Task to carry out: Provide the number of lines where the word "median" occurs, and no other text.
....
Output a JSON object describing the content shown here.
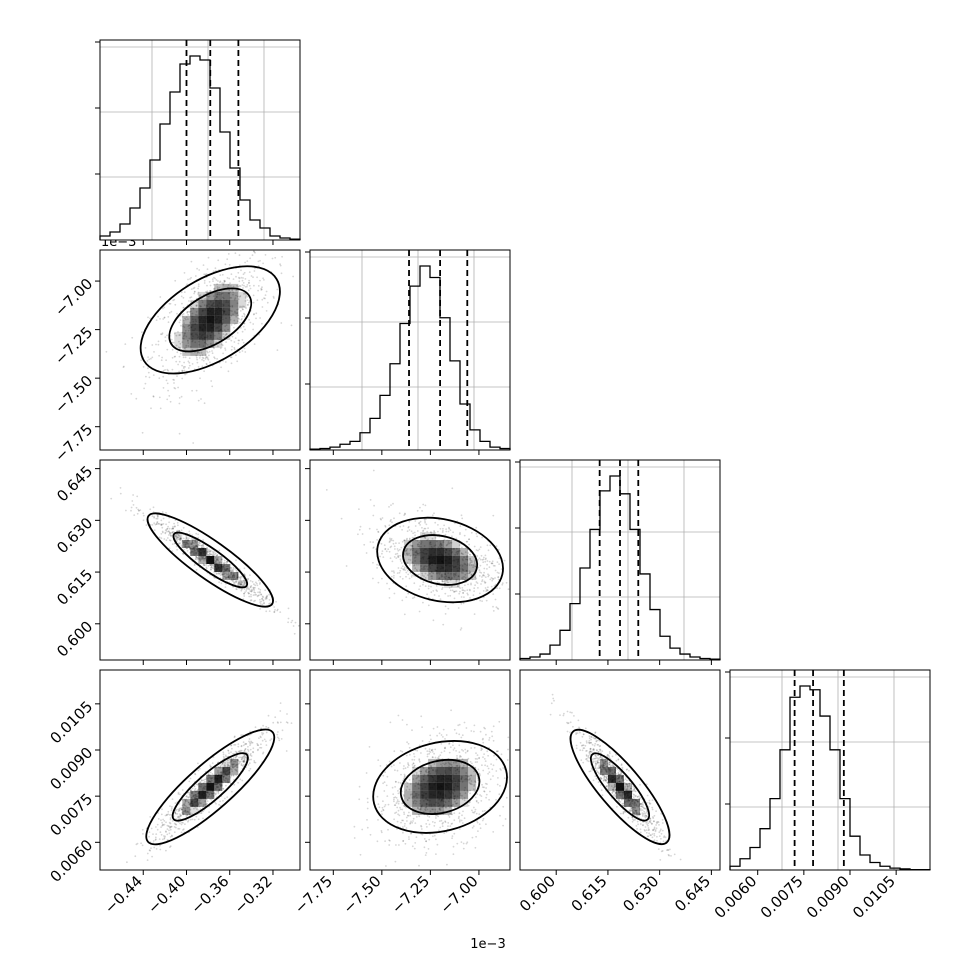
{
  "chart_data": {
    "type": "corner",
    "parameters": 4,
    "exponent_labels": {
      "row1_y": "1e−3",
      "col1_x": "1e−3"
    },
    "quantiles": [
      0.16,
      0.5,
      0.84
    ],
    "grid": true,
    "ticks": {
      "x": [
        [
          "−0.44",
          "−0.40",
          "−0.36",
          "−0.32"
        ],
        [
          "−7.75",
          "−7.50",
          "−7.25",
          "−7.00"
        ],
        [
          "0.600",
          "0.615",
          "0.630",
          "0.645"
        ],
        [
          "0.0060",
          "0.0075",
          "0.0090",
          "0.0105"
        ]
      ],
      "y": [
        [],
        [
          "−7.00",
          "−7.25",
          "−7.50",
          "−7.75"
        ],
        [
          "0.645",
          "0.630",
          "0.615",
          "0.600"
        ],
        [
          "0.0105",
          "0.0090",
          "0.0075",
          "0.0060"
        ]
      ]
    },
    "ranges": [
      [
        -0.00048,
        -0.000295
      ],
      [
        -7.87,
        -6.84
      ],
      [
        0.5895,
        0.6475
      ],
      [
        0.0051,
        0.0116
      ]
    ],
    "marginals": [
      {
        "median": -0.000378,
        "q16": -0.0004,
        "q84": -0.000352,
        "hist": [
          1,
          2,
          4,
          8,
          13,
          20,
          29,
          37,
          44,
          46,
          45,
          38,
          27,
          18,
          10,
          5,
          3,
          1,
          0.5,
          0.2
        ]
      },
      {
        "median": -7.2,
        "q16": -7.36,
        "q84": -7.06,
        "hist": [
          0.3,
          0.5,
          1,
          2,
          3,
          6,
          11,
          19,
          30,
          44,
          57,
          64,
          60,
          46,
          31,
          16,
          7,
          3,
          1,
          0.5
        ]
      },
      {
        "median": 0.6185,
        "q16": 0.6126,
        "q84": 0.6238,
        "hist": [
          0.5,
          1,
          2,
          5,
          10,
          19,
          31,
          44,
          57,
          62,
          56,
          44,
          29,
          17,
          8,
          4,
          2,
          1,
          0.5,
          0.3
        ]
      },
      {
        "median": 0.0078,
        "q16": 0.0072,
        "q84": 0.0088,
        "hist": [
          1,
          3,
          6,
          11,
          19,
          32,
          46,
          49,
          48,
          41,
          32,
          19,
          9,
          4,
          2,
          1,
          0.5,
          0.3,
          0.1,
          0.1
        ]
      }
    ]
  }
}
....
Solution: 4